* What this task involves
Copy the data precisely, keeping every character.

* Material provided

..........

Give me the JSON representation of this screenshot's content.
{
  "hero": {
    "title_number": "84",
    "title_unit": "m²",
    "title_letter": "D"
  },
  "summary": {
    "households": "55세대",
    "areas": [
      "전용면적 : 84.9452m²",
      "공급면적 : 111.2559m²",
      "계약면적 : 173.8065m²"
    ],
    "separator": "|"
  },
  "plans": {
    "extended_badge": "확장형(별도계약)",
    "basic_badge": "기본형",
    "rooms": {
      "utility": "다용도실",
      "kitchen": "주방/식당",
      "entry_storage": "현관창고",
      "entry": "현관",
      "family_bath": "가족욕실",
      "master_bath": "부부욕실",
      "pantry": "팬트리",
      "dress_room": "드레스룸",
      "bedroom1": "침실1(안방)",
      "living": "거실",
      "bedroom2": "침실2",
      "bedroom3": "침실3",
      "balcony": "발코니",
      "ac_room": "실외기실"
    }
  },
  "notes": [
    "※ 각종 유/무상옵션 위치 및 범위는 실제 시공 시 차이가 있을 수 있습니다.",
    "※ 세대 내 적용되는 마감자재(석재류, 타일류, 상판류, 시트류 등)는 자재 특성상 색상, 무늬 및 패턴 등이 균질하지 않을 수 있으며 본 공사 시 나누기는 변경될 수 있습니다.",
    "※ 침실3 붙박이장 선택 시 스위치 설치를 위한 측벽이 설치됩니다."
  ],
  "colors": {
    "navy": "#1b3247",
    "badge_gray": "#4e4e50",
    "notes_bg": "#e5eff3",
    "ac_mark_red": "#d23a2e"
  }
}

..........

* Result of this exercise
Give me the JSON representation of this screenshot's content.
{
  "hero": {
    "title_number": "84",
    "title_unit": "m²",
    "title_letter": "D"
  },
  "summary": {
    "households": "55세대",
    "areas": [
      "전용면적 : 84.9452m²",
      "공급면적 : 111.2559m²",
      "계약면적 : 173.8065m²"
    ],
    "separator": "|"
  },
  "plans": {
    "extended_badge": "확장형(별도계약)",
    "basic_badge": "기본형",
    "rooms": {
      "utility": "다용도실",
      "kitchen": "주방/식당",
      "entry_storage": "현관창고",
      "entry": "현관",
      "family_bath": "가족욕실",
      "master_bath": "부부욕실",
      "pantry": "팬트리",
      "dress_room": "드레스룸",
      "bedroom1": "침실1(안방)",
      "living": "거실",
      "bedroom2": "침실2",
      "bedroom3": "침실3",
      "balcony": "발코니",
      "ac_room": "실외기실"
    }
  },
  "notes": [
    "※ 각종 유/무상옵션 위치 및 범위는 실제 시공 시 차이가 있을 수 있습니다.",
    "※ 세대 내 적용되는 마감자재(석재류, 타일류, 상판류, 시트류 등)는 자재 특성상 색상, 무늬 및 패턴 등이 균질하지 않을 수 있으며 본 공사 시 나누기는 변경될 수 있습니다.",
    "※ 침실3 붙박이장 선택 시 스위치 설치를 위한 측벽이 설치됩니다."
  ],
  "colors": {
    "navy": "#1b3247",
    "badge_gray": "#4e4e50",
    "notes_bg": "#e5eff3",
    "ac_mark_red": "#d23a2e"
  }
}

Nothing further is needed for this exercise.